▸ **Exercise task**: The entries below are to be transcribed in full, without their images.

# start of Data listing

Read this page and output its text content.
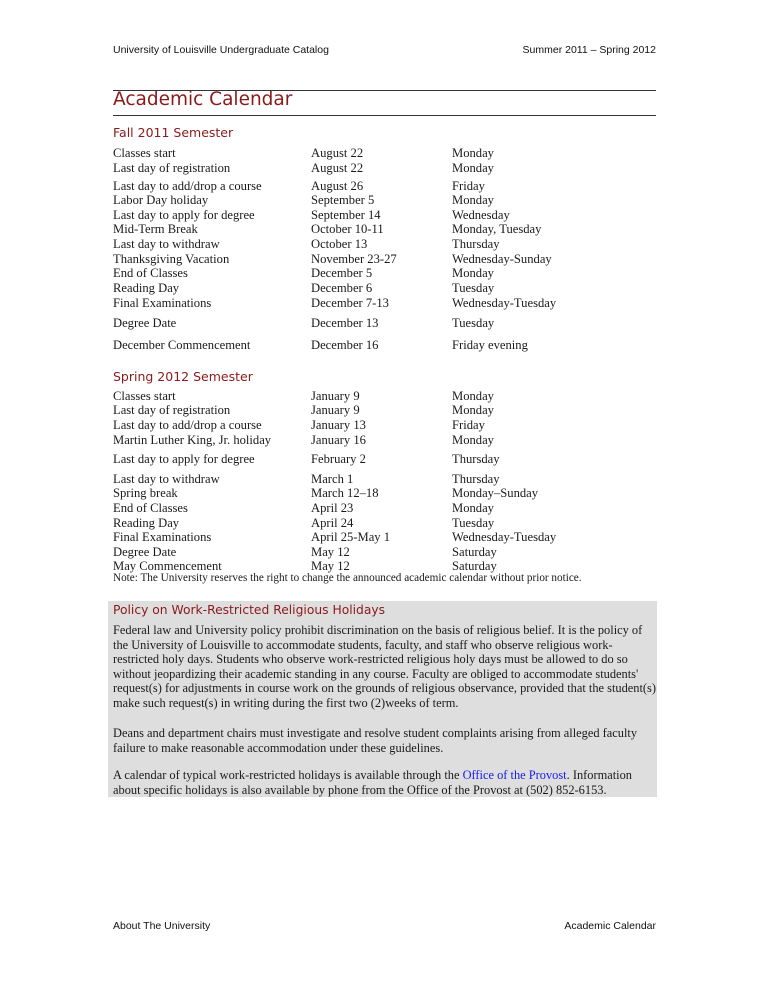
University of Louisville Undergraduate Catalog	Summer 2011 – Spring 2012
Academic Calendar
Fall 2011 Semester
Classes start	August 22	Monday
Last day of registration	August 22	Monday
Last day to add/drop a course	August 26	Friday
Labor Day holiday	September 5	Monday
Last day to apply for degree	September 14	Wednesday
Mid-Term Break	October 10-11	Monday, Tuesday
Last day to withdraw	October 13	Thursday
Thanksgiving Vacation	November 23-27	Wednesday-Sunday
End of Classes	December 5	Monday
Reading Day	December 6	Tuesday
Final Examinations	December 7-13	Wednesday-Tuesday
Degree Date	December 13	Tuesday
December Commencement	December 16	Friday evening
Spring 2012 Semester
Classes start	January 9	Monday
Last day of registration	January 9	Monday
Last day to add/drop a course	January 13	Friday
Martin Luther King, Jr. holiday	January 16	Monday
Last day to apply for degree	February 2	Thursday
Last day to withdraw	March 1	Thursday
Spring break	March 12–18	Monday–Sunday
End of Classes	April 23	Monday
Reading Day	April 24	Tuesday
Final Examinations	April 25-May 1	Wednesday-Tuesday
Degree Date	May 12	Saturday
May Commencement	May 12	Saturday
Note: The University reserves the right to change the announced academic calendar without prior notice.
Policy on Work-Restricted Religious Holidays
Federal law and University policy prohibit discrimination on the basis of religious belief. It is the policy of the University of Louisville to accommodate students, faculty, and staff who observe religious work-restricted holy days. Students who observe work-restricted religious holy days must be allowed to do so without jeopardizing their academic standing in any course. Faculty are obliged to accommodate students' request(s) for adjustments in course work on the grounds of religious observance, provided that the student(s) make such request(s) in writing during the first two (2)weeks of term.
Deans and department chairs must investigate and resolve student complaints arising from alleged faculty failure to make reasonable accommodation under these guidelines.
A calendar of typical work-restricted holidays is available through the Office of the Provost. Information about specific holidays is also available by phone from the Office of the Provost at (502) 852-6153.
About The University	Academic Calendar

# end of Data listing

▸ **Complete answer**:
Read this page and output its text content.
University of Louisville Undergraduate Catalog	Summer 2011 – Spring 2012
Academic Calendar
Fall 2011 Semester
Classes start	August 22	Monday
Last day of registration	August 22	Monday
Last day to add/drop a course	August 26	Friday
Labor Day holiday	September 5	Monday
Last day to apply for degree	September 14	Wednesday
Mid-Term Break	October 10-11	Monday, Tuesday
Last day to withdraw	October 13	Thursday
Thanksgiving Vacation	November 23-27	Wednesday-Sunday
End of Classes	December 5	Monday
Reading Day	December 6	Tuesday
Final Examinations	December 7-13	Wednesday-Tuesday
Degree Date	December 13	Tuesday
December Commencement	December 16	Friday evening
Spring 2012 Semester
Classes start	January 9	Monday
Last day of registration	January 9	Monday
Last day to add/drop a course	January 13	Friday
Martin Luther King, Jr. holiday	January 16	Monday
Last day to apply for degree	February 2	Thursday
Last day to withdraw	March 1	Thursday
Spring break	March 12–18	Monday–Sunday
End of Classes	April 23	Monday
Reading Day	April 24	Tuesday
Final Examinations	April 25-May 1	Wednesday-Tuesday
Degree Date	May 12	Saturday
May Commencement	May 12	Saturday
Note: The University reserves the right to change the announced academic calendar without prior notice.
Policy on Work-Restricted Religious Holidays
Federal law and University policy prohibit discrimination on the basis of religious belief. It is the policy of the University of Louisville to accommodate students, faculty, and staff who observe religious work-restricted holy days. Students who observe work-restricted religious holy days must be allowed to do so without jeopardizing their academic standing in any course. Faculty are obliged to accommodate students' request(s) for adjustments in course work on the grounds of religious observance, provided that the student(s) make such request(s) in writing during the first two (2)weeks of term.
Deans and department chairs must investigate and resolve student complaints arising from alleged faculty failure to make reasonable accommodation under these guidelines.
A calendar of typical work-restricted holidays is available through the Office of the Provost. Information about specific holidays is also available by phone from the Office of the Provost at (502) 852-6153.
About The University	Academic Calendar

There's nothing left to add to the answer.